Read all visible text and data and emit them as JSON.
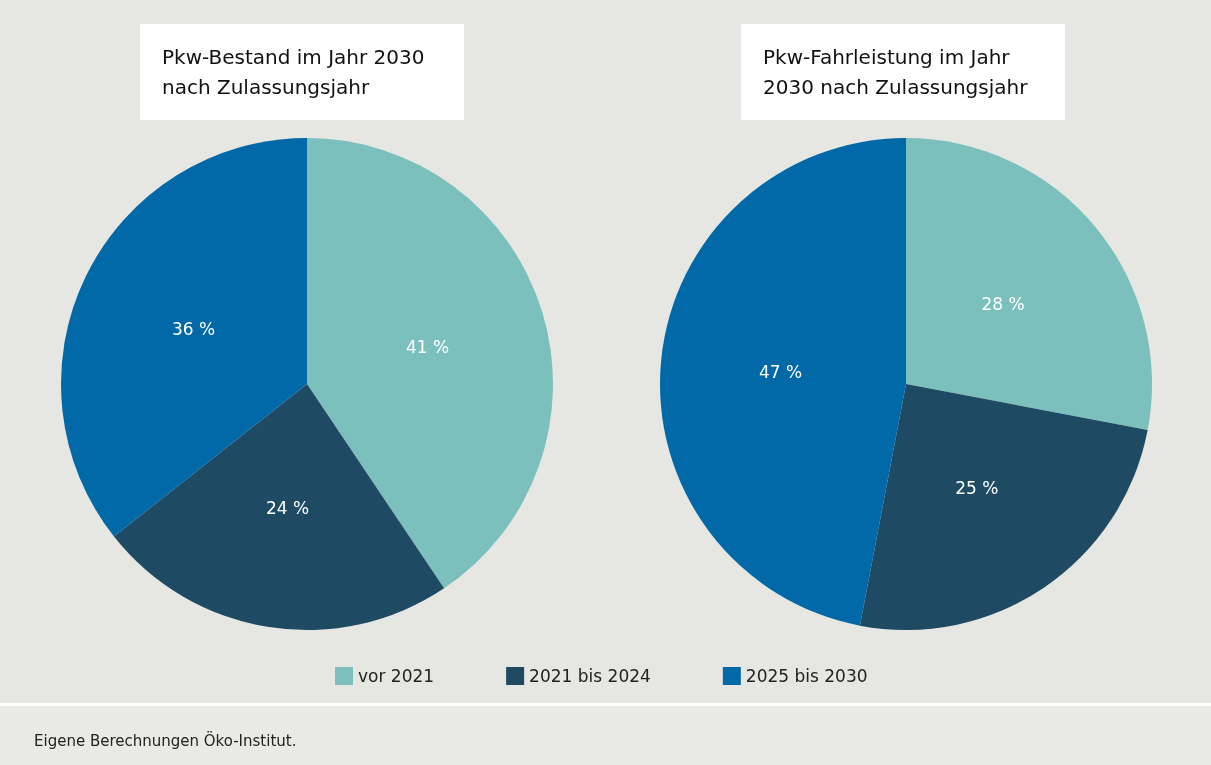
{
  "chart_data": [
    {
      "type": "pie",
      "title": "Pkw-Bestand im Jahr 2030 nach Zulassungsjahr",
      "categories": [
        "vor 2021",
        "2021 bis 2024",
        "2025 bis 2030"
      ],
      "values": [
        41,
        24,
        36
      ],
      "value_labels": [
        "41 %",
        "24 %",
        "36 %"
      ],
      "colors": [
        "#7bc0bc",
        "#1f4a63",
        "#0169a8"
      ],
      "legend": "bottom",
      "annotations": [
        "Eigene Berechnungen Öko-Institut."
      ]
    },
    {
      "type": "pie",
      "title": "Pkw-Fahrleistung im Jahr 2030 nach Zulassungsjahr",
      "values": [
        28,
        25,
        47
      ],
      "value_labels": [
        "28 %",
        "25 %",
        "47 %"
      ],
      "colors": [
        "#7bc0bc",
        "#1f4a63",
        "#0169a8"
      ]
    }
  ]
}
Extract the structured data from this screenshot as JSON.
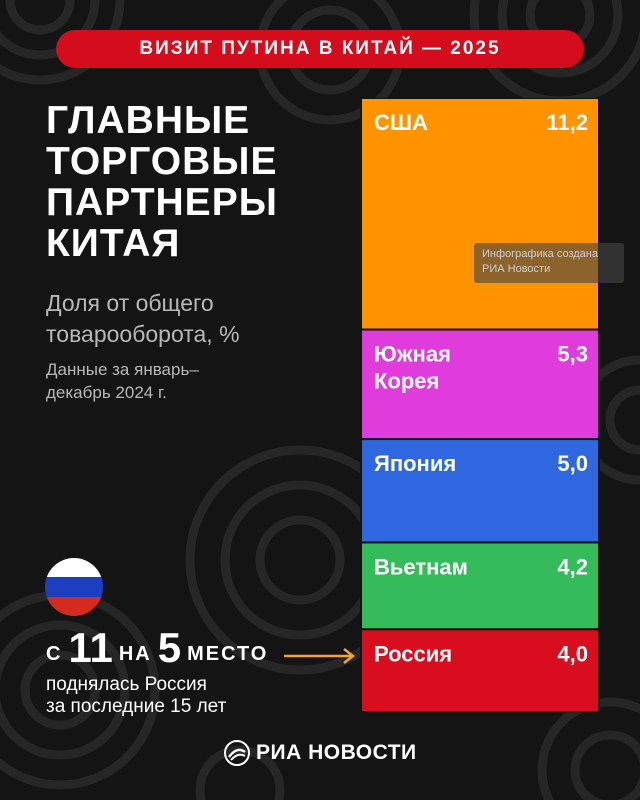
{
  "banner": "ВИЗИТ ПУТИНА В КИТАЙ — 2025",
  "headline": "ГЛАВНЫЕ\nТОРГОВЫЕ\nПАРТНЕРЫ\nКИТАЯ",
  "subtitle": "Доля от общего\nтоварооборота, %",
  "period": "Данные за январь–\nдекабрь 2024 г.",
  "watermark": "Инфографика создана\nРИА Новости",
  "russia_rank": {
    "from_word": "С",
    "from_rank": "11",
    "to_word": "НА",
    "to_rank": "5",
    "place_word": "МЕСТО",
    "description": "поднялась Россия\nза последние 15 лет"
  },
  "flag_colors": [
    "#ffffff",
    "#1c3fbf",
    "#d52b1e"
  ],
  "arrow_color": "#f2a33a",
  "logo_text": "РИА НОВОСТИ",
  "chart_data": {
    "type": "bar",
    "orientation": "stacked-vertical",
    "categories": [
      "США",
      "Южная Корея",
      "Япония",
      "Вьетнам",
      "Россия"
    ],
    "display_labels": [
      "США",
      "Южная\nКорея",
      "Япония",
      "Вьетнам",
      "Россия"
    ],
    "values": [
      11.2,
      5.3,
      5.0,
      4.2,
      4.0
    ],
    "value_labels": [
      "11,2",
      "5,3",
      "5,0",
      "4,2",
      "4,0"
    ],
    "colors": [
      "#ff9400",
      "#e03cdc",
      "#2f67e0",
      "#34bb5a",
      "#d80d1d"
    ]
  }
}
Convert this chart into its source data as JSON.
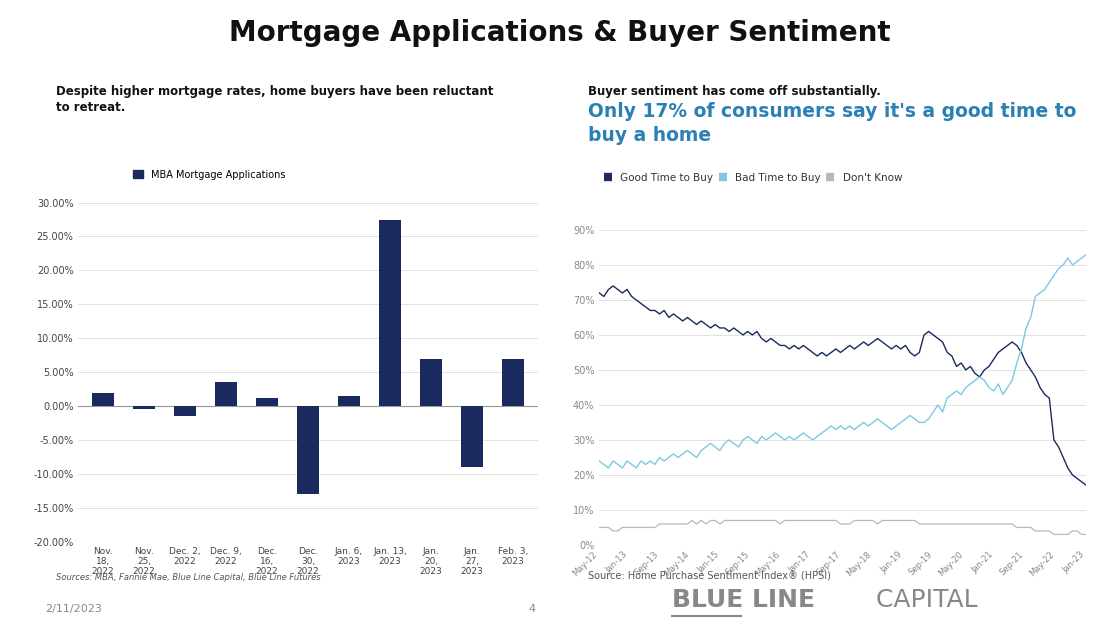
{
  "title": "Mortgage Applications & Buyer Sentiment",
  "left_subtitle_line1": "Despite higher mortgage rates, home buyers have been reluctant",
  "left_subtitle_line2": "to retreat.",
  "right_subtitle_bold": "Buyer sentiment has come off substantially.",
  "right_subtitle_color_line1": "Only 17% of consumers say it's a good time to",
  "right_subtitle_color_line2": "buy a home",
  "bar_labels": [
    "Nov.\n18,\n2022",
    "Nov.\n25,\n2022",
    "Dec. 2,\n2022",
    "Dec. 9,\n2022",
    "Dec.\n16,\n2022",
    "Dec.\n30,\n2022",
    "Jan. 6,\n2023",
    "Jan. 13,\n2023",
    "Jan.\n20,\n2023",
    "Jan.\n27,\n2023",
    "Feb. 3,\n2023"
  ],
  "bar_values": [
    2.0,
    -0.5,
    -1.5,
    3.5,
    1.2,
    -13.0,
    1.5,
    27.5,
    7.0,
    -9.0,
    7.0
  ],
  "bar_color": "#1a2a5e",
  "bar_legend_label": "MBA Mortgage Applications",
  "ylim_left": [
    -20,
    32
  ],
  "yticks_left": [
    -20,
    -15,
    -10,
    -5,
    0,
    5,
    10,
    15,
    20,
    25,
    30
  ],
  "right_legend": [
    {
      "label": "Good Time to Buy",
      "color": "#1a2a5e"
    },
    {
      "label": "Bad Time to Buy",
      "color": "#7ec8e3"
    },
    {
      "label": "Don't Know",
      "color": "#b8b8b8"
    }
  ],
  "source_left": "Sources: MBA, Fannie Mae, Blue Line Capital, Blue Line Futures",
  "source_right": "Source: Home Purchase Sentiment Index® (HPSI)",
  "date_label": "2/11/2023",
  "page_label": "4",
  "good_time": [
    72,
    71,
    73,
    74,
    73,
    72,
    73,
    71,
    70,
    69,
    68,
    67,
    67,
    66,
    67,
    65,
    66,
    65,
    64,
    65,
    64,
    63,
    64,
    63,
    62,
    63,
    62,
    62,
    61,
    62,
    61,
    60,
    61,
    60,
    61,
    59,
    58,
    59,
    58,
    57,
    57,
    56,
    57,
    56,
    57,
    56,
    55,
    54,
    55,
    54,
    55,
    56,
    55,
    56,
    57,
    56,
    57,
    58,
    57,
    58,
    59,
    58,
    57,
    56,
    57,
    56,
    57,
    55,
    54,
    55,
    60,
    61,
    60,
    59,
    58,
    55,
    54,
    51,
    52,
    50,
    51,
    49,
    48,
    50,
    51,
    53,
    55,
    56,
    57,
    58,
    57,
    55,
    52,
    50,
    48,
    45,
    43,
    42,
    30,
    28,
    25,
    22,
    20,
    19,
    18,
    17
  ],
  "bad_time": [
    24,
    23,
    22,
    24,
    23,
    22,
    24,
    23,
    22,
    24,
    23,
    24,
    23,
    25,
    24,
    25,
    26,
    25,
    26,
    27,
    26,
    25,
    27,
    28,
    29,
    28,
    27,
    29,
    30,
    29,
    28,
    30,
    31,
    30,
    29,
    31,
    30,
    31,
    32,
    31,
    30,
    31,
    30,
    31,
    32,
    31,
    30,
    31,
    32,
    33,
    34,
    33,
    34,
    33,
    34,
    33,
    34,
    35,
    34,
    35,
    36,
    35,
    34,
    33,
    34,
    35,
    36,
    37,
    36,
    35,
    35,
    36,
    38,
    40,
    38,
    42,
    43,
    44,
    43,
    45,
    46,
    47,
    48,
    47,
    45,
    44,
    46,
    43,
    45,
    47,
    52,
    56,
    62,
    65,
    71,
    72,
    73,
    75,
    77,
    79,
    80,
    82,
    80,
    81,
    82,
    83
  ],
  "dont_know": [
    5,
    5,
    5,
    4,
    4,
    5,
    5,
    5,
    5,
    5,
    5,
    5,
    5,
    6,
    6,
    6,
    6,
    6,
    6,
    6,
    7,
    6,
    7,
    6,
    7,
    7,
    6,
    7,
    7,
    7,
    7,
    7,
    7,
    7,
    7,
    7,
    7,
    7,
    7,
    6,
    7,
    7,
    7,
    7,
    7,
    7,
    7,
    7,
    7,
    7,
    7,
    7,
    6,
    6,
    6,
    7,
    7,
    7,
    7,
    7,
    6,
    7,
    7,
    7,
    7,
    7,
    7,
    7,
    7,
    6,
    6,
    6,
    6,
    6,
    6,
    6,
    6,
    6,
    6,
    6,
    6,
    6,
    6,
    6,
    6,
    6,
    6,
    6,
    6,
    6,
    5,
    5,
    5,
    5,
    4,
    4,
    4,
    4,
    3,
    3,
    3,
    3,
    4,
    4,
    3,
    3
  ],
  "x_tick_labels_right": [
    "May-12",
    "Jan-13",
    "Sep-13",
    "May-14",
    "Jan-15",
    "Sep-15",
    "May-16",
    "Jan-17",
    "Sep-17",
    "May-18",
    "Jan-19",
    "Sep-19",
    "May-20",
    "Jan-21",
    "Sep-21",
    "May-22",
    "Jan-23"
  ],
  "background_color": "#ffffff",
  "brand_color_blue": "#888888",
  "brand_color_dark": "#888888",
  "brand_underline_color": "#888888"
}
+ + + + +
• [What the task asks]:
Leave out the pictures and print every line of the data exactly.

• [Reply to the exercise]:
Read all visible text and data and emit them as JSON.
{
  "chart_data": [
    {
      "type": "pie",
      "title": "Pkw-Bestand im Jahr 2030 nach Zulassungsjahr",
      "categories": [
        "vor 2021",
        "2021 bis 2024",
        "2025 bis 2030"
      ],
      "values": [
        41,
        24,
        36
      ],
      "value_labels": [
        "41 %",
        "24 %",
        "36 %"
      ],
      "colors": [
        "#7bc0bc",
        "#1f4a63",
        "#0169a8"
      ],
      "legend": "bottom",
      "annotations": [
        "Eigene Berechnungen Öko-Institut."
      ]
    },
    {
      "type": "pie",
      "title": "Pkw-Fahrleistung im Jahr 2030 nach Zulassungsjahr",
      "values": [
        28,
        25,
        47
      ],
      "value_labels": [
        "28 %",
        "25 %",
        "47 %"
      ],
      "colors": [
        "#7bc0bc",
        "#1f4a63",
        "#0169a8"
      ]
    }
  ]
}
Extract the structured data from this screenshot as JSON.
{
  "banner": "ВИЗИТ ПУТИНА В КИТАЙ — 2025",
  "headline": "ГЛАВНЫЕ\nТОРГОВЫЕ\nПАРТНЕРЫ\nКИТАЯ",
  "subtitle": "Доля от общего\nтоварооборота, %",
  "period": "Данные за январь–\nдекабрь 2024 г.",
  "watermark": "Инфографика создана\nРИА Новости",
  "russia_rank": {
    "from_word": "С",
    "from_rank": "11",
    "to_word": "НА",
    "to_rank": "5",
    "place_word": "МЕСТО",
    "description": "поднялась Россия\nза последние 15 лет"
  },
  "flag_colors": [
    "#ffffff",
    "#1c3fbf",
    "#d52b1e"
  ],
  "arrow_color": "#f2a33a",
  "logo_text": "РИА НОВОСТИ",
  "chart_data": {
    "type": "bar",
    "orientation": "stacked-vertical",
    "categories": [
      "США",
      "Южная Корея",
      "Япония",
      "Вьетнам",
      "Россия"
    ],
    "display_labels": [
      "США",
      "Южная\nКорея",
      "Япония",
      "Вьетнам",
      "Россия"
    ],
    "values": [
      11.2,
      5.3,
      5.0,
      4.2,
      4.0
    ],
    "value_labels": [
      "11,2",
      "5,3",
      "5,0",
      "4,2",
      "4,0"
    ],
    "colors": [
      "#ff9400",
      "#e03cdc",
      "#2f67e0",
      "#34bb5a",
      "#d80d1d"
    ]
  }
}
Convert this chart into its source data as JSON.
{
  "title": "Mortgage Applications & Buyer Sentiment",
  "left_subtitle_line1": "Despite higher mortgage rates, home buyers have been reluctant",
  "left_subtitle_line2": "to retreat.",
  "right_subtitle_bold": "Buyer sentiment has come off substantially.",
  "right_subtitle_color_line1": "Only 17% of consumers say it's a good time to",
  "right_subtitle_color_line2": "buy a home",
  "bar_labels": [
    "Nov.\n18,\n2022",
    "Nov.\n25,\n2022",
    "Dec. 2,\n2022",
    "Dec. 9,\n2022",
    "Dec.\n16,\n2022",
    "Dec.\n30,\n2022",
    "Jan. 6,\n2023",
    "Jan. 13,\n2023",
    "Jan.\n20,\n2023",
    "Jan.\n27,\n2023",
    "Feb. 3,\n2023"
  ],
  "bar_values": [
    2.0,
    -0.5,
    -1.5,
    3.5,
    1.2,
    -13.0,
    1.5,
    27.5,
    7.0,
    -9.0,
    7.0
  ],
  "bar_color": "#1a2a5e",
  "bar_legend_label": "MBA Mortgage Applications",
  "ylim_left": [
    -20,
    32
  ],
  "yticks_left": [
    -20,
    -15,
    -10,
    -5,
    0,
    5,
    10,
    15,
    20,
    25,
    30
  ],
  "right_legend": [
    {
      "label": "Good Time to Buy",
      "color": "#1a2a5e"
    },
    {
      "label": "Bad Time to Buy",
      "color": "#7ec8e3"
    },
    {
      "label": "Don't Know",
      "color": "#b8b8b8"
    }
  ],
  "source_left": "Sources: MBA, Fannie Mae, Blue Line Capital, Blue Line Futures",
  "source_right": "Source: Home Purchase Sentiment Index® (HPSI)",
  "date_label": "2/11/2023",
  "page_label": "4",
  "good_time": [
    72,
    71,
    73,
    74,
    73,
    72,
    73,
    71,
    70,
    69,
    68,
    67,
    67,
    66,
    67,
    65,
    66,
    65,
    64,
    65,
    64,
    63,
    64,
    63,
    62,
    63,
    62,
    62,
    61,
    62,
    61,
    60,
    61,
    60,
    61,
    59,
    58,
    59,
    58,
    57,
    57,
    56,
    57,
    56,
    57,
    56,
    55,
    54,
    55,
    54,
    55,
    56,
    55,
    56,
    57,
    56,
    57,
    58,
    57,
    58,
    59,
    58,
    57,
    56,
    57,
    56,
    57,
    55,
    54,
    55,
    60,
    61,
    60,
    59,
    58,
    55,
    54,
    51,
    52,
    50,
    51,
    49,
    48,
    50,
    51,
    53,
    55,
    56,
    57,
    58,
    57,
    55,
    52,
    50,
    48,
    45,
    43,
    42,
    30,
    28,
    25,
    22,
    20,
    19,
    18,
    17
  ],
  "bad_time": [
    24,
    23,
    22,
    24,
    23,
    22,
    24,
    23,
    22,
    24,
    23,
    24,
    23,
    25,
    24,
    25,
    26,
    25,
    26,
    27,
    26,
    25,
    27,
    28,
    29,
    28,
    27,
    29,
    30,
    29,
    28,
    30,
    31,
    30,
    29,
    31,
    30,
    31,
    32,
    31,
    30,
    31,
    30,
    31,
    32,
    31,
    30,
    31,
    32,
    33,
    34,
    33,
    34,
    33,
    34,
    33,
    34,
    35,
    34,
    35,
    36,
    35,
    34,
    33,
    34,
    35,
    36,
    37,
    36,
    35,
    35,
    36,
    38,
    40,
    38,
    42,
    43,
    44,
    43,
    45,
    46,
    47,
    48,
    47,
    45,
    44,
    46,
    43,
    45,
    47,
    52,
    56,
    62,
    65,
    71,
    72,
    73,
    75,
    77,
    79,
    80,
    82,
    80,
    81,
    82,
    83
  ],
  "dont_know": [
    5,
    5,
    5,
    4,
    4,
    5,
    5,
    5,
    5,
    5,
    5,
    5,
    5,
    6,
    6,
    6,
    6,
    6,
    6,
    6,
    7,
    6,
    7,
    6,
    7,
    7,
    6,
    7,
    7,
    7,
    7,
    7,
    7,
    7,
    7,
    7,
    7,
    7,
    7,
    6,
    7,
    7,
    7,
    7,
    7,
    7,
    7,
    7,
    7,
    7,
    7,
    7,
    6,
    6,
    6,
    7,
    7,
    7,
    7,
    7,
    6,
    7,
    7,
    7,
    7,
    7,
    7,
    7,
    7,
    6,
    6,
    6,
    6,
    6,
    6,
    6,
    6,
    6,
    6,
    6,
    6,
    6,
    6,
    6,
    6,
    6,
    6,
    6,
    6,
    6,
    5,
    5,
    5,
    5,
    4,
    4,
    4,
    4,
    3,
    3,
    3,
    3,
    4,
    4,
    3,
    3
  ],
  "x_tick_labels_right": [
    "May-12",
    "Jan-13",
    "Sep-13",
    "May-14",
    "Jan-15",
    "Sep-15",
    "May-16",
    "Jan-17",
    "Sep-17",
    "May-18",
    "Jan-19",
    "Sep-19",
    "May-20",
    "Jan-21",
    "Sep-21",
    "May-22",
    "Jan-23"
  ],
  "background_color": "#ffffff",
  "brand_color_blue": "#888888",
  "brand_color_dark": "#888888",
  "brand_underline_color": "#888888"
}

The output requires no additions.